_SET PROBLEM_:
Write out each line in which the string "text" is present.

(Part of a data file)
+---+

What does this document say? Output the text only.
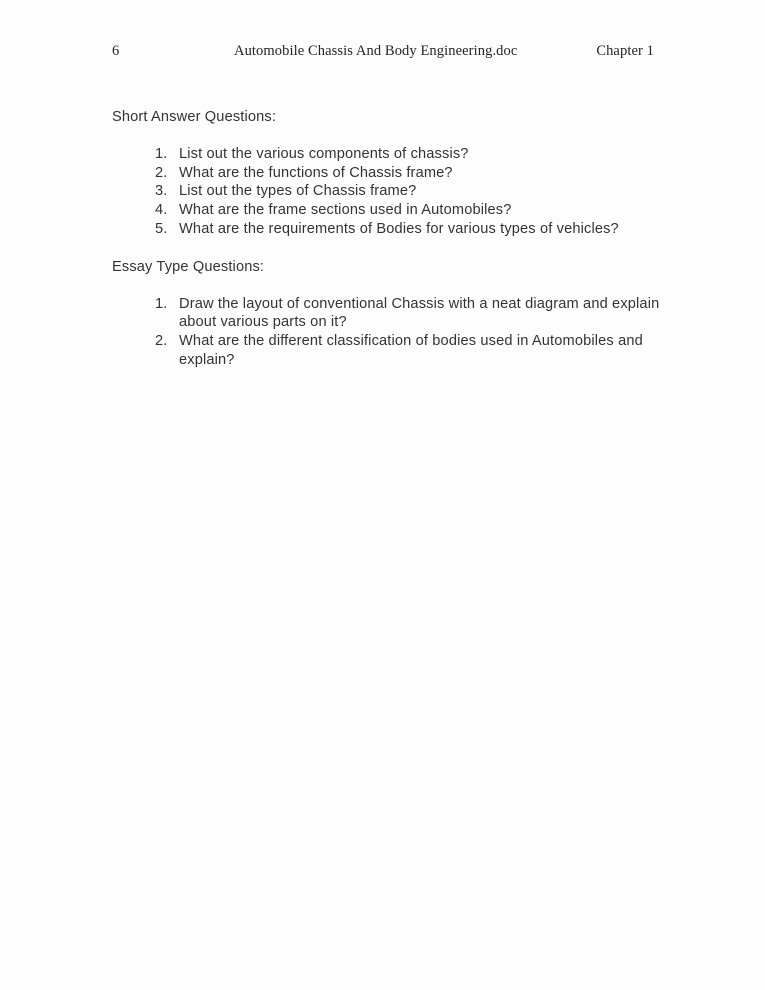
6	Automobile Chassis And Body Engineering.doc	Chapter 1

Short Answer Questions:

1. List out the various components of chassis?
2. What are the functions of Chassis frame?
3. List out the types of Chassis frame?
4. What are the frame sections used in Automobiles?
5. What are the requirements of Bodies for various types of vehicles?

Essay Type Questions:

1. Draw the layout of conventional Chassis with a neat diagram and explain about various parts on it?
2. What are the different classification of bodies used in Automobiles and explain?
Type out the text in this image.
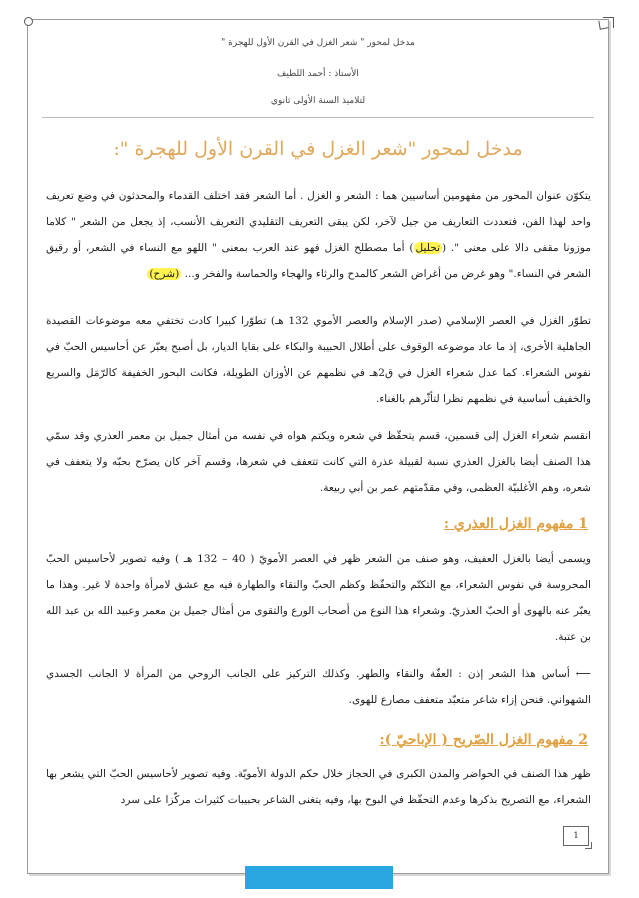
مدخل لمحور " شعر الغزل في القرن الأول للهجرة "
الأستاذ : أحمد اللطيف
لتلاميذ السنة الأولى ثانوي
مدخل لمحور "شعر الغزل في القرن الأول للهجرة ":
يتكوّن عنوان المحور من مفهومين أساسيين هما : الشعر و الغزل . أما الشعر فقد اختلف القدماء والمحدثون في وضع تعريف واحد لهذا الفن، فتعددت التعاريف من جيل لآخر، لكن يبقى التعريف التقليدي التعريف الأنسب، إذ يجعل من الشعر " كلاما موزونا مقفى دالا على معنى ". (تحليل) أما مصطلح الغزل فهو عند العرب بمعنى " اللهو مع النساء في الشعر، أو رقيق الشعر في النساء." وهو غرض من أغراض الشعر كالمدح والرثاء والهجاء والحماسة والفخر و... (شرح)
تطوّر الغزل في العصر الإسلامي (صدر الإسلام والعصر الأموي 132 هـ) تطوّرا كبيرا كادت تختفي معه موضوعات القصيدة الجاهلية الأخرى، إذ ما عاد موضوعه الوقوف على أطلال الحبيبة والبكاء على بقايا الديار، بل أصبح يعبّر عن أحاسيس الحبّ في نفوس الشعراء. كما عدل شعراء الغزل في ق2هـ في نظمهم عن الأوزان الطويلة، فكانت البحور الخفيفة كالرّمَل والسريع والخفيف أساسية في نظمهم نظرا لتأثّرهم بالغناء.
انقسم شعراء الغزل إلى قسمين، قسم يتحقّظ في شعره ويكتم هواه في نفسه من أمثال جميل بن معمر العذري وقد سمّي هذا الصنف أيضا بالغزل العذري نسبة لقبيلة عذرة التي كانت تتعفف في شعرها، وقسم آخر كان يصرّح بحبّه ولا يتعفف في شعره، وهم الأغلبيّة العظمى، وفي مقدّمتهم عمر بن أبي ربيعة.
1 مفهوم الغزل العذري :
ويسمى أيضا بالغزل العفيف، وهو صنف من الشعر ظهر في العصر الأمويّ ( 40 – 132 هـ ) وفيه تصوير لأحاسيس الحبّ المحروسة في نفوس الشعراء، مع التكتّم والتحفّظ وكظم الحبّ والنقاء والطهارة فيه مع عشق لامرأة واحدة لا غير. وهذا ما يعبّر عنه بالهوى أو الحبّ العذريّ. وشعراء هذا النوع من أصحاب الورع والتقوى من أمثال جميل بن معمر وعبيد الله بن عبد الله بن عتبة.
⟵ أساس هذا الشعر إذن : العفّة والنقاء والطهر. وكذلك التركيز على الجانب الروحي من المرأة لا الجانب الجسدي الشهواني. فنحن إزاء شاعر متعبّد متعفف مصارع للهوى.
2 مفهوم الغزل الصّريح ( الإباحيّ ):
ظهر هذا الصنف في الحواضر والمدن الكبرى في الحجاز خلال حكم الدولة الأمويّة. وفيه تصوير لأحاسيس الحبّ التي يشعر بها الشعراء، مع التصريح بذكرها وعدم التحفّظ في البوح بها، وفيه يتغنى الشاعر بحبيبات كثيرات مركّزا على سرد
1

+---+

_PROBLEM SOLUTION_:
What does this document say? Output the text only.
Type out the text in this image.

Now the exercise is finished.